• _Stated goal_
What is the count of lines that hold the word "title"? Give only the number.
##############################
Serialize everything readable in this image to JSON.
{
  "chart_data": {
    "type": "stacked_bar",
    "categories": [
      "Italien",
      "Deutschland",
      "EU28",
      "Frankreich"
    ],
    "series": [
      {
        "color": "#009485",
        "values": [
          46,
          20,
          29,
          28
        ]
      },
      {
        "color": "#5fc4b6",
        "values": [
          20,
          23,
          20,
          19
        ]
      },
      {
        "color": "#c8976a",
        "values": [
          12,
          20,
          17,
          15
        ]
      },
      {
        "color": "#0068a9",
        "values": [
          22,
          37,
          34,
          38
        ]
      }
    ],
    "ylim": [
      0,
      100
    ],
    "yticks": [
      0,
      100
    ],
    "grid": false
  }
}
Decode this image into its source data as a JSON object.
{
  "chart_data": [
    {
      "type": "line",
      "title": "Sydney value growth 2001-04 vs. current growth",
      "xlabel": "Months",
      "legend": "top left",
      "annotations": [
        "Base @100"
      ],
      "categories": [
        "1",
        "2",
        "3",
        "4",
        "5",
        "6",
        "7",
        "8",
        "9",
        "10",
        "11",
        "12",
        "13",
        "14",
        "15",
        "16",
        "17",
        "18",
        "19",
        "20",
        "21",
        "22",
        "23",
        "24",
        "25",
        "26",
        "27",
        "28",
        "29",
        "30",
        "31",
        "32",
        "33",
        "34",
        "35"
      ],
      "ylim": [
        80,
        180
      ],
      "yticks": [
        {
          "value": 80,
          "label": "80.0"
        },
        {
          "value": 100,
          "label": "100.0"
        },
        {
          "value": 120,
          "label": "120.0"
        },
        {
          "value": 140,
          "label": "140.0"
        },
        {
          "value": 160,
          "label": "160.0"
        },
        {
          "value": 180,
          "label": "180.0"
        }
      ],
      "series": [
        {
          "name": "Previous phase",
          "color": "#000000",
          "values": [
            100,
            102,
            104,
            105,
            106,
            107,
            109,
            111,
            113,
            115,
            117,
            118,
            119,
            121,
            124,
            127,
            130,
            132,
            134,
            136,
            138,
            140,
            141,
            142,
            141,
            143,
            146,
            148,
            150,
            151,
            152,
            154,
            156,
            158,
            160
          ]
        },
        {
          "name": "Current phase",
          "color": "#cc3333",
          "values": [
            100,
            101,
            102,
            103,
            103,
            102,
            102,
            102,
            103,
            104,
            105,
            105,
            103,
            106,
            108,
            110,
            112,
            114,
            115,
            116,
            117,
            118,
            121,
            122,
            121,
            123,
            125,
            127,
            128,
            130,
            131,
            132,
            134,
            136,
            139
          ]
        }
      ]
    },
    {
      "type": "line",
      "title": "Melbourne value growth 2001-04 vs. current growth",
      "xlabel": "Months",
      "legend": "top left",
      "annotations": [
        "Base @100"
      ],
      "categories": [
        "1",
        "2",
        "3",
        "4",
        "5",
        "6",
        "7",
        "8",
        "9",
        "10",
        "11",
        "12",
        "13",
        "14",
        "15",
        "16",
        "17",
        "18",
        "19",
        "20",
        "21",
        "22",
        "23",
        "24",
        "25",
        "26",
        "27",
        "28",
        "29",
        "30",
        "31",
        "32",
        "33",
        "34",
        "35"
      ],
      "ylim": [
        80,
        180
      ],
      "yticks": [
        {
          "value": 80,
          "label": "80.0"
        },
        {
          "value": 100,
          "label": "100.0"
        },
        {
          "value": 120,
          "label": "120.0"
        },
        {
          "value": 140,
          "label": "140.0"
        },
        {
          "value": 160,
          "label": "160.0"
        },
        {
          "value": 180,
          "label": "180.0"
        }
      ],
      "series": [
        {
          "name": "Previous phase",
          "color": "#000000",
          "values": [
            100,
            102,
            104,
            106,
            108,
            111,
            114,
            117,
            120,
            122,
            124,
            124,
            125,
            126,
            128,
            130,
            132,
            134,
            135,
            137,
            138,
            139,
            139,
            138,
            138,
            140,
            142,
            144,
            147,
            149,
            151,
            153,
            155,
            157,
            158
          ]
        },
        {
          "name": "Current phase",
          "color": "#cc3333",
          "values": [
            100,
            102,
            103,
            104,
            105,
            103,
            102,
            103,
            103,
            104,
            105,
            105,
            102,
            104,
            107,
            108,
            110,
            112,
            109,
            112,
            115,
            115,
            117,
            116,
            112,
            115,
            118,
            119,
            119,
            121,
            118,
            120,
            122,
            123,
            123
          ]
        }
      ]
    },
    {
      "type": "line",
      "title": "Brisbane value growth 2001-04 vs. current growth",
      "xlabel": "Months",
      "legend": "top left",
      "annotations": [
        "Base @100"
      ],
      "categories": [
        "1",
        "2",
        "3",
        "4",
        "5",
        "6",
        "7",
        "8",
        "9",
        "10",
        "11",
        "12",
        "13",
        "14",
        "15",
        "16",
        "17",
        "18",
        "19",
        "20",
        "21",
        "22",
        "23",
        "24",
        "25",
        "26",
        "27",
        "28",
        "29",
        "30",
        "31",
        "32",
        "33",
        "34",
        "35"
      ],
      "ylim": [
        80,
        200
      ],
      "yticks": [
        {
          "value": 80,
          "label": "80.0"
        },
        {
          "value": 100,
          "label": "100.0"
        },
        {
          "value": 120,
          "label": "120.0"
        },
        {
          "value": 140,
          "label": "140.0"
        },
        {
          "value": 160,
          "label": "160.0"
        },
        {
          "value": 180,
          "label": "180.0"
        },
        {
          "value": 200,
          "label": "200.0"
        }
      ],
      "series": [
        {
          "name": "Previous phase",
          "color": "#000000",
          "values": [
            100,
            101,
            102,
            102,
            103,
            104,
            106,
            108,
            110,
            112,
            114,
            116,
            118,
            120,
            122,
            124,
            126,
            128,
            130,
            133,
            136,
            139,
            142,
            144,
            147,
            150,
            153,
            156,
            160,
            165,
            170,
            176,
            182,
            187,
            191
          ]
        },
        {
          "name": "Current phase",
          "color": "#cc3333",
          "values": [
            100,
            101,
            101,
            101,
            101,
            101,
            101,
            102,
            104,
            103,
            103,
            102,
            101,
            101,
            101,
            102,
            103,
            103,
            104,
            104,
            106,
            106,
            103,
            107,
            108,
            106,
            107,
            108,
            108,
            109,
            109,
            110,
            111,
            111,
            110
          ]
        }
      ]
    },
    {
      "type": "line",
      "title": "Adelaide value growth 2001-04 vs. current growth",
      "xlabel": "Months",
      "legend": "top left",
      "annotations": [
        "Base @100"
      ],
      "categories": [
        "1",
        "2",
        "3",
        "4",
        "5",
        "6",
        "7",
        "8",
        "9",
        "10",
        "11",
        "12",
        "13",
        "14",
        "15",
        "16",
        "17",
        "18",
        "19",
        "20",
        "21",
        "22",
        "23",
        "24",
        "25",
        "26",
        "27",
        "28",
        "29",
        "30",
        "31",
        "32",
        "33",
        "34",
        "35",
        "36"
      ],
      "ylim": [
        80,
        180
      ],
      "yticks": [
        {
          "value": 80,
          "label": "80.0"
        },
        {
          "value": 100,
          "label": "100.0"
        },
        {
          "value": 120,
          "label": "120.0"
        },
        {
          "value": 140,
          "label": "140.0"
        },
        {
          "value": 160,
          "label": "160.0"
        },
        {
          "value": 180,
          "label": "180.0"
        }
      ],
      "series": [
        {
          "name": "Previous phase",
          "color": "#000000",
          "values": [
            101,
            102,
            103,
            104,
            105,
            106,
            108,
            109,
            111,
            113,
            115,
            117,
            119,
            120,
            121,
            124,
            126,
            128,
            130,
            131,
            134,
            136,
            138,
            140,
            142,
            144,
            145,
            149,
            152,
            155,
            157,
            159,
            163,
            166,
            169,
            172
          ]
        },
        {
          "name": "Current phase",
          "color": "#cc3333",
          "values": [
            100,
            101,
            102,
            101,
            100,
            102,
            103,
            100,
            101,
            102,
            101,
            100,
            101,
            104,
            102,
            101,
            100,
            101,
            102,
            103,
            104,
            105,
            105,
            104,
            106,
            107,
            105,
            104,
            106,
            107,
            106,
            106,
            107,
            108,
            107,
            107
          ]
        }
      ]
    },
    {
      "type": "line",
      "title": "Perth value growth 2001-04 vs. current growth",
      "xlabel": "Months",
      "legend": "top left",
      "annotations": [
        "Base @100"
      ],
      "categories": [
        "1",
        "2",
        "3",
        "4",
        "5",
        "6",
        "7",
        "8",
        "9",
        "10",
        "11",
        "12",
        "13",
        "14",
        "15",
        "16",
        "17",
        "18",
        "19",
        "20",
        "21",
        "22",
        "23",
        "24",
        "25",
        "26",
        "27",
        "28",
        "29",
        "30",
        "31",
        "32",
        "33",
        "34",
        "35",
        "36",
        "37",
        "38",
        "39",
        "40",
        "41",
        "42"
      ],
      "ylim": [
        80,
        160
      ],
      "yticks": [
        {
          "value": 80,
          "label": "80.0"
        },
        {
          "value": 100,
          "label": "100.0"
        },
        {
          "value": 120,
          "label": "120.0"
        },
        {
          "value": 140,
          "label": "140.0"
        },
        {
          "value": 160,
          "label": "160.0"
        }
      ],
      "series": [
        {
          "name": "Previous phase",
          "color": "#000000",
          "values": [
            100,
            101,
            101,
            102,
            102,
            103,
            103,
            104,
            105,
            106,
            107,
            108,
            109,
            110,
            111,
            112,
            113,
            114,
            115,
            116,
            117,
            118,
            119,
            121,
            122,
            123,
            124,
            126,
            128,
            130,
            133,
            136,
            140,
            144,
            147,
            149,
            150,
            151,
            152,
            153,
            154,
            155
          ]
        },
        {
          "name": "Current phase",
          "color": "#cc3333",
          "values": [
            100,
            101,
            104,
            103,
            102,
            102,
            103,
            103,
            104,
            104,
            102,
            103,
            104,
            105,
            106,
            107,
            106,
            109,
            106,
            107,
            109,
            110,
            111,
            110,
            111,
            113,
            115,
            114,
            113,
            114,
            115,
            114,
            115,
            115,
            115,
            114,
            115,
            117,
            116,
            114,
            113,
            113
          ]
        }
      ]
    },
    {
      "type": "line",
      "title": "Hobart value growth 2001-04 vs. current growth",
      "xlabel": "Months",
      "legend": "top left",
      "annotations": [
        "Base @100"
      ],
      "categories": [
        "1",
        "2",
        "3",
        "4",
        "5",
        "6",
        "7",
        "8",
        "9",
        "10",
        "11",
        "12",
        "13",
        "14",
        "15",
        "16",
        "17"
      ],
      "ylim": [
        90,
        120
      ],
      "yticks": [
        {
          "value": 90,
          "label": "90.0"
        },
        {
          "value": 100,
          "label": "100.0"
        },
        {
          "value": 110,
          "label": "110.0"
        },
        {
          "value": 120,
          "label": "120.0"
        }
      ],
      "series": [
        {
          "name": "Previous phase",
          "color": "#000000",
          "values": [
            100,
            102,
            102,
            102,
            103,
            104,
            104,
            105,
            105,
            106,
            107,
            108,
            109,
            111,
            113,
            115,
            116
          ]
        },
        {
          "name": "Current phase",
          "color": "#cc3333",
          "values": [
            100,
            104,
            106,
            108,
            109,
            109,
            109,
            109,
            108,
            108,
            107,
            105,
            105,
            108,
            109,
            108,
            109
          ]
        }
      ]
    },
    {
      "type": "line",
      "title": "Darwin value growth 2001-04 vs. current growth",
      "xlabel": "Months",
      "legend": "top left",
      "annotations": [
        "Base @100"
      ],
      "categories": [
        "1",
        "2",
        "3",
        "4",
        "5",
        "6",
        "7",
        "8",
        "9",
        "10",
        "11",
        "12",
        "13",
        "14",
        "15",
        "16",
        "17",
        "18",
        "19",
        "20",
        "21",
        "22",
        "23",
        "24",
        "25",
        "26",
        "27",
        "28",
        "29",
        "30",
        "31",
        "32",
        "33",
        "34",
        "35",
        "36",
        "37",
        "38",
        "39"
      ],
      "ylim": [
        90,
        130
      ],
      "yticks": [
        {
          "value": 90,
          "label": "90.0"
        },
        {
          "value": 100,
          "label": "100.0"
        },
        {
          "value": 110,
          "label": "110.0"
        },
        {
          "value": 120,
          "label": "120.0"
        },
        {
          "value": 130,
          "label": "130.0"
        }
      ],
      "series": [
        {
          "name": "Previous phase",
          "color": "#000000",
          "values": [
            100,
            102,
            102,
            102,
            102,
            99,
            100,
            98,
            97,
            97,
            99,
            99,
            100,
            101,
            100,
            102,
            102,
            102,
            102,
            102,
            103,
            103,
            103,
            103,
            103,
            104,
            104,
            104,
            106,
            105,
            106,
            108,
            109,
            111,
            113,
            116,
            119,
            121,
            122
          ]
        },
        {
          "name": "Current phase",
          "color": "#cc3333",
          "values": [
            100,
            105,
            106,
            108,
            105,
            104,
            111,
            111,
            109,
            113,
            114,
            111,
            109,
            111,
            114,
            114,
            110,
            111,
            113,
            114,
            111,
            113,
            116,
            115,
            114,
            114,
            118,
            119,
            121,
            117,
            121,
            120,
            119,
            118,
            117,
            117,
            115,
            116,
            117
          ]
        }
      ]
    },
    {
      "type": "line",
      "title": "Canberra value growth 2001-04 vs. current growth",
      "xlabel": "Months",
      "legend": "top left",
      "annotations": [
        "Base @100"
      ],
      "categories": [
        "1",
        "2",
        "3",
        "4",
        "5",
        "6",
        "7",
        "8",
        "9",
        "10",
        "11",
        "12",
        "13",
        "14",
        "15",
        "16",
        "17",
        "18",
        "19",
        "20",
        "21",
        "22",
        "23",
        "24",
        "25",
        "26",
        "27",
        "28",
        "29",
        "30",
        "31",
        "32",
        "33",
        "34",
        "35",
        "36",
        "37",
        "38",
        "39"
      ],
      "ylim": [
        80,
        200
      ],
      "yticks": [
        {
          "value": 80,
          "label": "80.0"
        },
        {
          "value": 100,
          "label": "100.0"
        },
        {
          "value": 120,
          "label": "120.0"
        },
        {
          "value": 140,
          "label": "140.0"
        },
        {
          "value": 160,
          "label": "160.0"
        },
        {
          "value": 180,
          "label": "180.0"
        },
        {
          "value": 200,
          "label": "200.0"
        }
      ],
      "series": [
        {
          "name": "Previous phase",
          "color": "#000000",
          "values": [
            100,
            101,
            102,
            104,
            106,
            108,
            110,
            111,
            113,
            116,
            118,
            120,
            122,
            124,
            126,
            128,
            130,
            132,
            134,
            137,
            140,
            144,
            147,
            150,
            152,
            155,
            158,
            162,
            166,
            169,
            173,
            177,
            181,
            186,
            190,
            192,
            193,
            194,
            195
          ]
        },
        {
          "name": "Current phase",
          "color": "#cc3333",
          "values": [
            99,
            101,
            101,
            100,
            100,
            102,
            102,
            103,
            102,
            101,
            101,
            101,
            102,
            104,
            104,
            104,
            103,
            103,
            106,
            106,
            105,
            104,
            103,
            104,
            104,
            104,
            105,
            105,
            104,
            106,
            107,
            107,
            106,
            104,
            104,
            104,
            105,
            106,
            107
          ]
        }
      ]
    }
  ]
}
##############################
• _Reply_
8